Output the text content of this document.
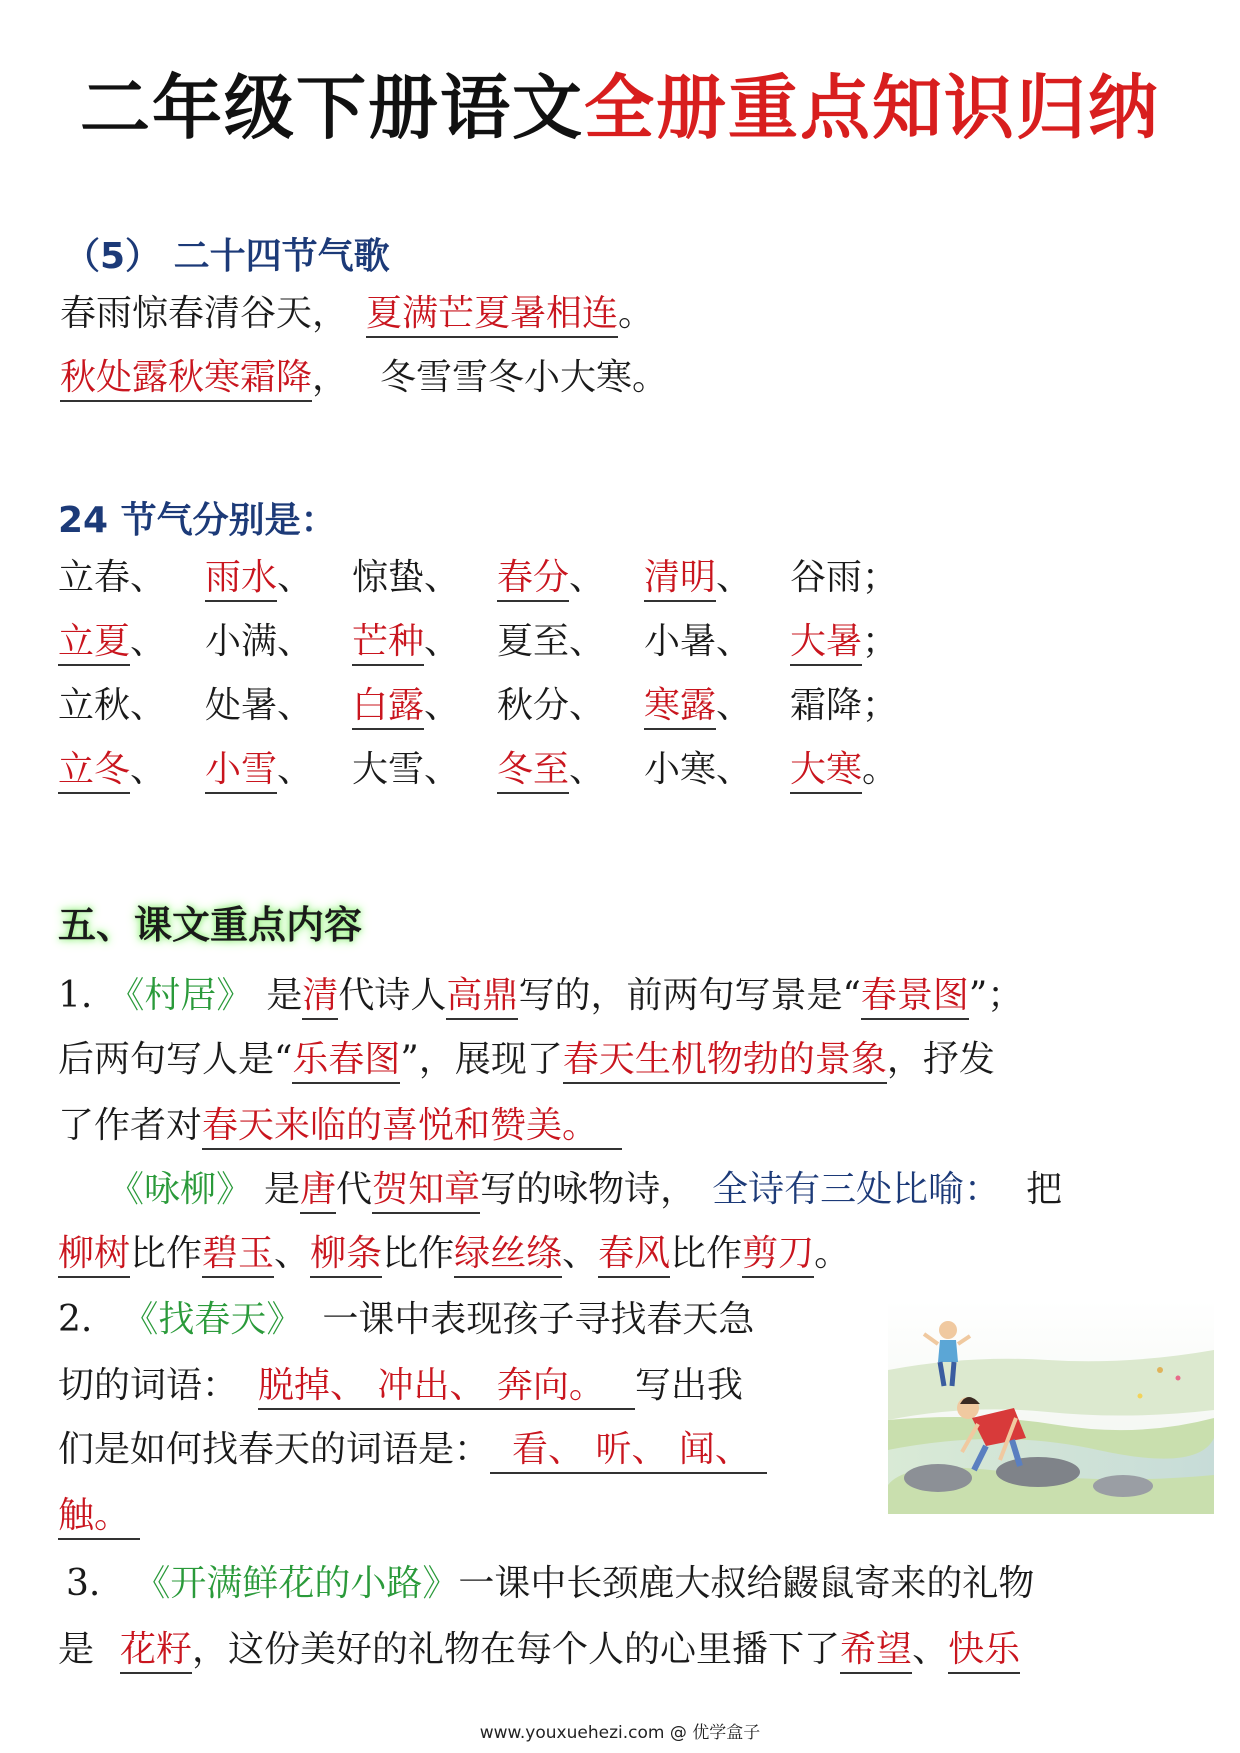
二年级下册语文全册重点知识归纳
（5） 二十四节气歌
春雨惊春清谷天， 夏满芒夏暑相连。
秋处露秋寒霜降， 冬雪雪冬小大寒。
24 节气分别是：
立春、 雨水、 惊蛰、 春分、 清明、 谷雨；
立夏、 小满、 芒种、 夏至、 小暑、 大暑；
立秋、 处暑、 白露、 秋分、 寒露、 霜降；
立冬、 小雪、 大雪、 冬至、 小寒、 大寒。
五、课文重点内容
1. 《村居》 是清代诗人高鼎写的，前两句写景是“春景图”；
后两句写人是“乐春图”，展现了春天生机物勃的景象，抒发
了作者对春天来临的喜悦和赞美。
《咏柳》 是唐代贺知章写的咏物诗， 全诗有三处比喻： 把
柳树比作碧玉、柳条比作绿丝绦、春风比作剪刀。
2. 《找春天》 一课中表现孩子寻找春天急
切的词语： 脱掉、 冲出、 奔向。 写出我
们是如何找春天的词语是： 看、 听、 闻、
触。
3. 《开满鲜花的小路》一课中长颈鹿大叔给鼹鼠寄来的礼物
是 花籽，这份美好的礼物在每个人的心里播下了希望、快乐
www.youxuehezi.com @ 优学盒子
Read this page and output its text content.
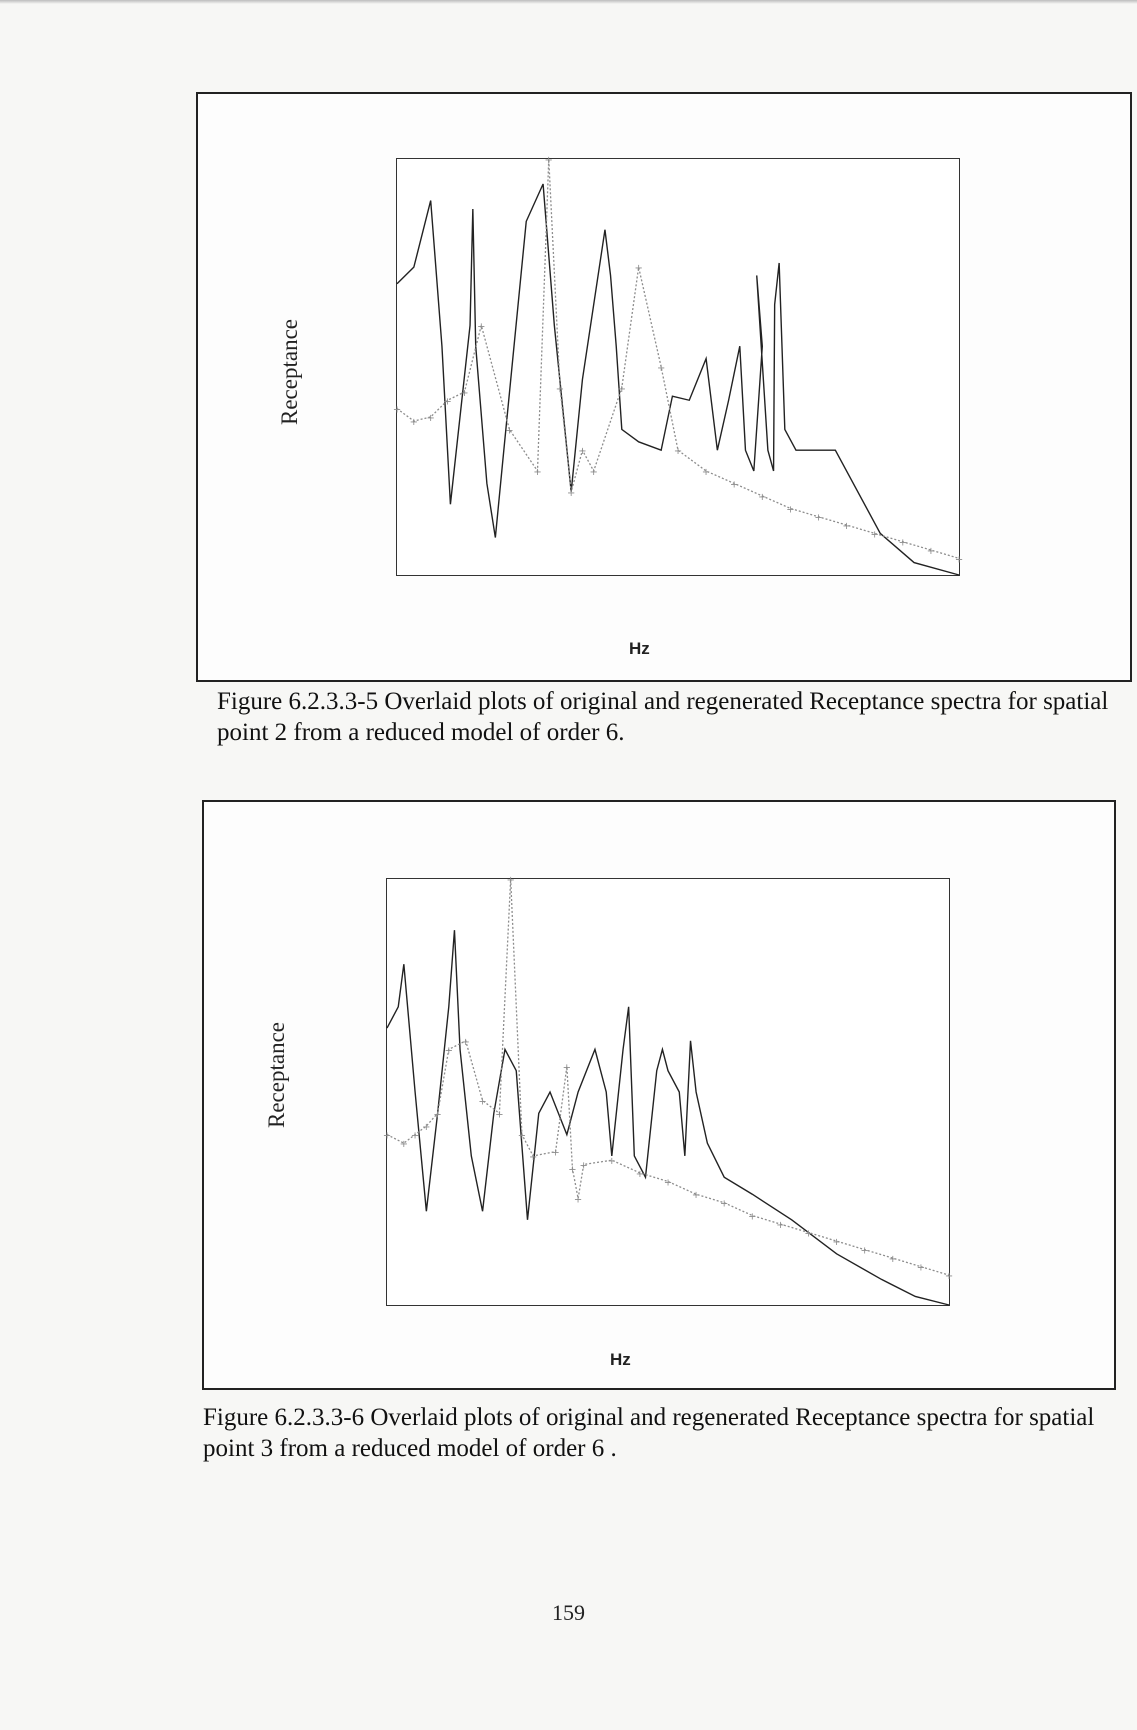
Receptance	+
+ +
+
+
+
+
+
+
+
+
+
+
+
+
+
+
+
+
+
+
+
+
+
+
+
+
Hz
Figure 6.2.3.3-5 Overlaid plots of original and regenerated Receptance spectra for spatial
point 2 from a reduced model of order 6.
Receptance
+
+
+
+
+
+
+
+
+
+
+
+ +
+
+
+
+ +
+
+
+
+
+
+
+
+
+
+
+
+
Hz
Figure 6.2.3.3-6 Overlaid plots of original and regenerated Receptance spectra for spatial
point 3 from a reduced model of order 6 .
159
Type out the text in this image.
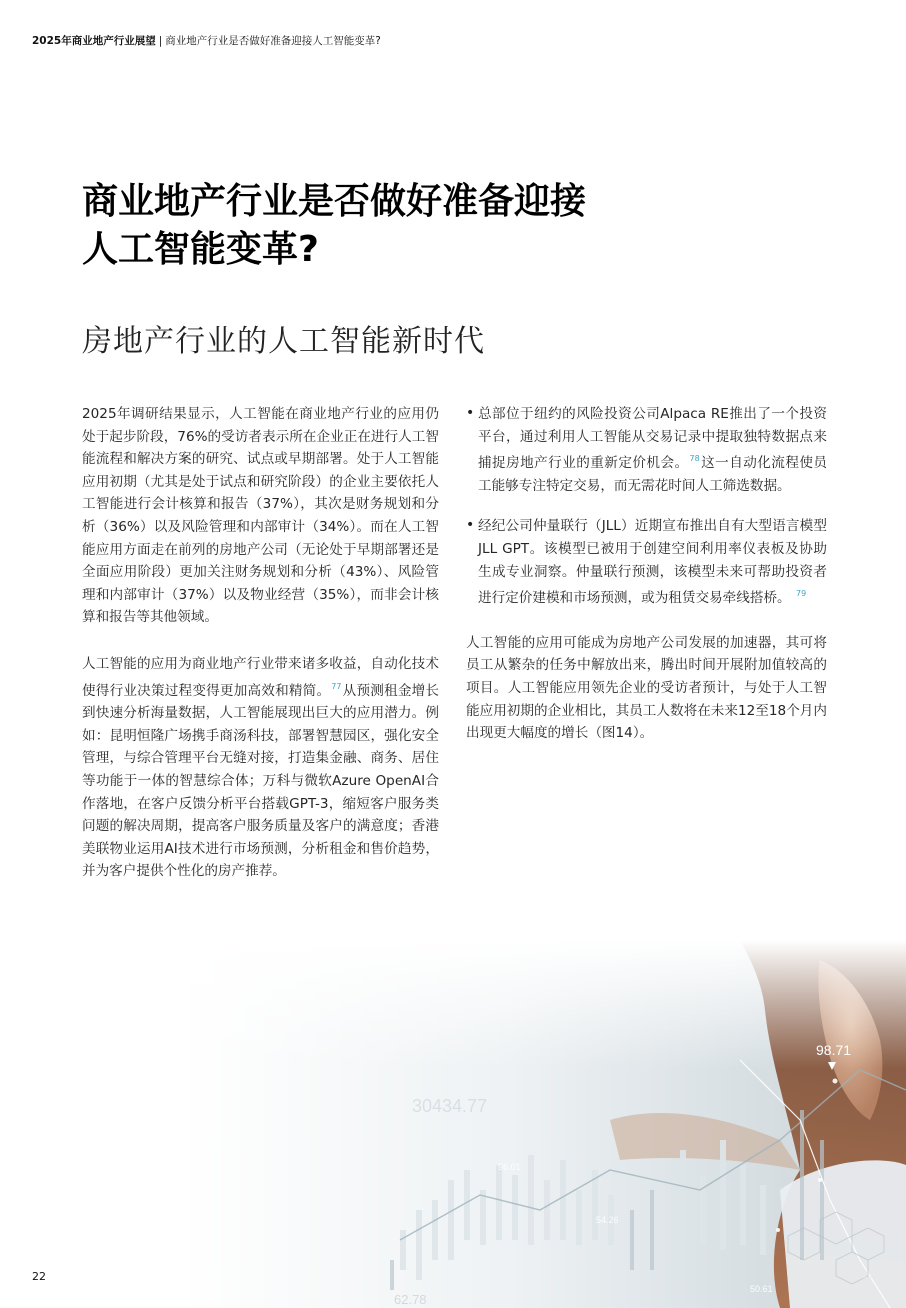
2025年商业地产行业展望 | 商业地产行业是否做好准备迎接人工智能变革?
商业地产行业是否做好准备迎接
人工智能变革?
房地产行业的人工智能新时代

2025年调研结果显示，人工智能在商业地产行业的应用仍处于起步阶段，76%的受访者表示所在企业正在进行人工智能流程和解决方案的研究、试点或早期部署。处于人工智能应用初期（尤其是处于试点和研究阶段）的企业主要依托人工智能进行会计核算和报告（37%），其次是财务规划和分析（36%）以及风险管理和内部审计（34%）。而在人工智能应用方面走在前列的房地产公司（无论处于早期部署还是全面应用阶段）更加关注财务规划和分析（43%）、风险管理和内部审计（37%）以及物业经营（35%），而非会计核算和报告等其他领域。

人工智能的应用为商业地产行业带来诸多收益，自动化技术使得行业决策过程变得更加高效和精简。$^{77}$从预测租金增长到快速分析海量数据，人工智能展现出巨大的应用潜力。例如：昆明恒隆广场携手商汤科技，部署智慧园区，强化安全管理，与综合管理平台无缝对接，打造集金融、商务、居住等功能于一体的智慧综合体；万科与微软Azure OpenAI合作落地，在客户反馈分析平台搭载GPT-3，缩短客户服务类问题的解决周期，提高客户服务质量及客户的满意度；香港美联物业运用AI技术进行市场预测，分析租金和售价趋势，并为客户提供个性化的房产推荐。

• 总部位于纽约的风险投资公司Alpaca RE推出了一个投资平台，通过利用人工智能从交易记录中提取独特数据点来捕捉房地产行业的重新定价机会。$^{78}$这一自动化流程使员工能够专注特定交易，而无需花时间人工筛选数据。
• 经纪公司仲量联行（JLL）近期宣布推出自有大型语言模型JLL GPT。该模型已被用于创建空间利用率仪表板及协助生成专业洞察。仲量联行预测，该模型未来可帮助投资者进行定价建模和市场预测，或为租赁交易牵线搭桥。 $^{79}$

人工智能的应用可能成为房地产公司发展的加速器，其可将员工从繁杂的任务中解放出来，腾出时间开展附加值较高的项目。人工智能应用领先企业的受访者预计，与处于人工智能应用初期的企业相比，其员工人数将在未来12至18个月内出现更大幅度的增长（图14）。

98.71
30434.77
96.01
54.26
50.61
62.78
21.34
22
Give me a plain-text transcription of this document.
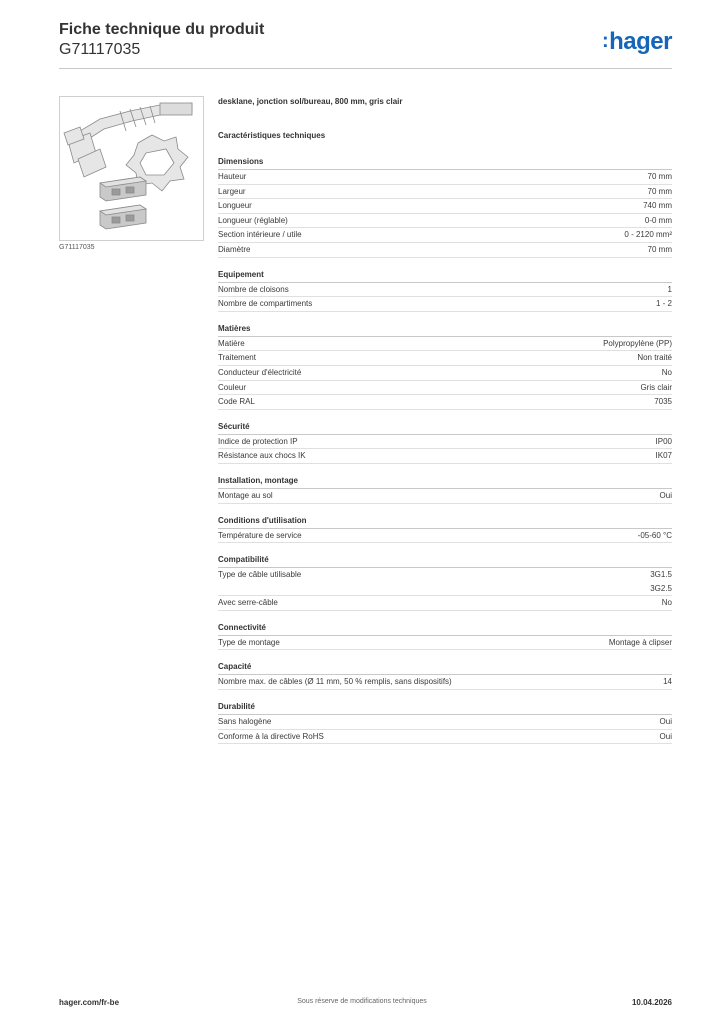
Fiche technique du produit
G71117035	:hager
G71117035
desklane, jonction sol/bureau, 800 mm, gris clair
Caractéristiques techniques
Dimensions
Hauteur	70 mm
Largeur	70 mm
Longueur	740 mm
Longueur (réglable)	0-0 mm
Section intérieure / utile	0 - 2120 mm²
Diamètre	70 mm
Equipement
Nombre de cloisons	1
Nombre de compartiments	1 - 2
Matières
Matière	Polypropylène (PP)
Traitement	Non traité
Conducteur d'électricité	No
Couleur	Gris clair
Code RAL	7035
Sécurité
Indice de protection IP	IP00
Résistance aux chocs IK	IK07
Installation, montage
Montage au sol	Oui
Conditions d'utilisation
Température de service	-05-60 °C
Compatibilité
Type de câble utilisable	3G1.5
3G2.5
Avec serre-câble	No
Connectivité
Type de montage	Montage à clipser
Capacité
Nombre max. de câbles (Ø 11 mm, 50 % remplis, sans dispositifs)	14
Durabilité
Sans halogène	Oui
Conforme à la directive RoHS	Oui
hager.com/fr-be	Sous réserve de modifications techniques	10.04.2026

The task: Repeat the entries exactly and keep the pictures out of the copy.

Response to the task:
Output the text content of this document.
二年级下册语文全册重点知识归纳
（5） 二十四节气歌
春雨惊春清谷天， 夏满芒夏暑相连。
秋处露秋寒霜降， 冬雪雪冬小大寒。
24 节气分别是：
立春、 雨水、 惊蛰、 春分、 清明、 谷雨；
立夏、 小满、 芒种、 夏至、 小暑、 大暑；
立秋、 处暑、 白露、 秋分、 寒露、 霜降；
立冬、 小雪、 大雪、 冬至、 小寒、 大寒。
五、课文重点内容
1. 《村居》 是清代诗人高鼎写的，前两句写景是“春景图”；
后两句写人是“乐春图”，展现了春天生机物勃的景象，抒发
了作者对春天来临的喜悦和赞美。
《咏柳》 是唐代贺知章写的咏物诗， 全诗有三处比喻： 把
柳树比作碧玉、柳条比作绿丝绦、春风比作剪刀。
2. 《找春天》 一课中表现孩子寻找春天急
切的词语： 脱掉、 冲出、 奔向。 写出我
们是如何找春天的词语是： 看、 听、 闻、
触。
3. 《开满鲜花的小路》一课中长颈鹿大叔给鼹鼠寄来的礼物
是 花籽，这份美好的礼物在每个人的心里播下了希望、快乐
www.youxuehezi.com @ 优学盒子
Read this page and output its text content.
Receptance	+
+ +
+
+
+
+
+
+
+
+
+
+
+
+
+
+
+
+
+
+
+
+
+
+
+
+
Hz
Figure 6.2.3.3-5 Overlaid plots of original and regenerated Receptance spectra for spatial
point 2 from a reduced model of order 6.
Receptance
+
+
+
+
+
+
+
+
+
+
+
+ +
+
+
+
+ +
+
+
+
+
+
+
+
+
+
+
+
+
Hz
Figure 6.2.3.3-6 Overlaid plots of original and regenerated Receptance spectra for spatial
point 3 from a reduced model of order 6 .
159
Type out the text in this image.
2025年商业地产行业展望 | 商业地产行业是否做好准备迎接人工智能变革?
商业地产行业是否做好准备迎接
人工智能变革?
房地产行业的人工智能新时代

2025年调研结果显示，人工智能在商业地产行业的应用仍处于起步阶段，76%的受访者表示所在企业正在进行人工智能流程和解决方案的研究、试点或早期部署。处于人工智能应用初期（尤其是处于试点和研究阶段）的企业主要依托人工智能进行会计核算和报告（37%），其次是财务规划和分析（36%）以及风险管理和内部审计（34%）。而在人工智能应用方面走在前列的房地产公司（无论处于早期部署还是全面应用阶段）更加关注财务规划和分析（43%）、风险管理和内部审计（37%）以及物业经营（35%），而非会计核算和报告等其他领域。

人工智能的应用为商业地产行业带来诸多收益，自动化技术使得行业决策过程变得更加高效和精简。$^{77}$从预测租金增长到快速分析海量数据，人工智能展现出巨大的应用潜力。例如：昆明恒隆广场携手商汤科技，部署智慧园区，强化安全管理，与综合管理平台无缝对接，打造集金融、商务、居住等功能于一体的智慧综合体；万科与微软Azure OpenAI合作落地，在客户反馈分析平台搭载GPT-3，缩短客户服务类问题的解决周期，提高客户服务质量及客户的满意度；香港美联物业运用AI技术进行市场预测，分析租金和售价趋势，并为客户提供个性化的房产推荐。

• 总部位于纽约的风险投资公司Alpaca RE推出了一个投资平台，通过利用人工智能从交易记录中提取独特数据点来捕捉房地产行业的重新定价机会。$^{78}$这一自动化流程使员工能够专注特定交易，而无需花时间人工筛选数据。
• 经纪公司仲量联行（JLL）近期宣布推出自有大型语言模型JLL GPT。该模型已被用于创建空间利用率仪表板及协助生成专业洞察。仲量联行预测，该模型未来可帮助投资者进行定价建模和市场预测，或为租赁交易牵线搭桥。 $^{79}$

人工智能的应用可能成为房地产公司发展的加速器，其可将员工从繁杂的任务中解放出来，腾出时间开展附加值较高的项目。人工智能应用领先企业的受访者预计，与处于人工智能应用初期的企业相比，其员工人数将在未来12至18个月内出现更大幅度的增长（图14）。

98.71
30434.77
96.01
54.26
50.61
62.78
21.34
22
Give me a plain-text transcription of this document.
Fiche technique du produit
G71117035	:hager
G71117035
desklane, jonction sol/bureau, 800 mm, gris clair
Caractéristiques techniques
Dimensions
Hauteur	70 mm
Largeur	70 mm
Longueur	740 mm
Longueur (réglable)	0-0 mm
Section intérieure / utile	0 - 2120 mm²
Diamètre	70 mm
Equipement
Nombre de cloisons	1
Nombre de compartiments	1 - 2
Matières
Matière	Polypropylène (PP)
Traitement	Non traité
Conducteur d'électricité	No
Couleur	Gris clair
Code RAL	7035
Sécurité
Indice de protection IP	IP00
Résistance aux chocs IK	IK07
Installation, montage
Montage au sol	Oui
Conditions d'utilisation
Température de service	-05-60 °C
Compatibilité
Type de câble utilisable	3G1.5
3G2.5
Avec serre-câble	No
Connectivité
Type de montage	Montage à clipser
Capacité
Nombre max. de câbles (Ø 11 mm, 50 % remplis, sans dispositifs)	14
Durabilité
Sans halogène	Oui
Conforme à la directive RoHS	Oui
hager.com/fr-be	Sous réserve de modifications techniques	10.04.2026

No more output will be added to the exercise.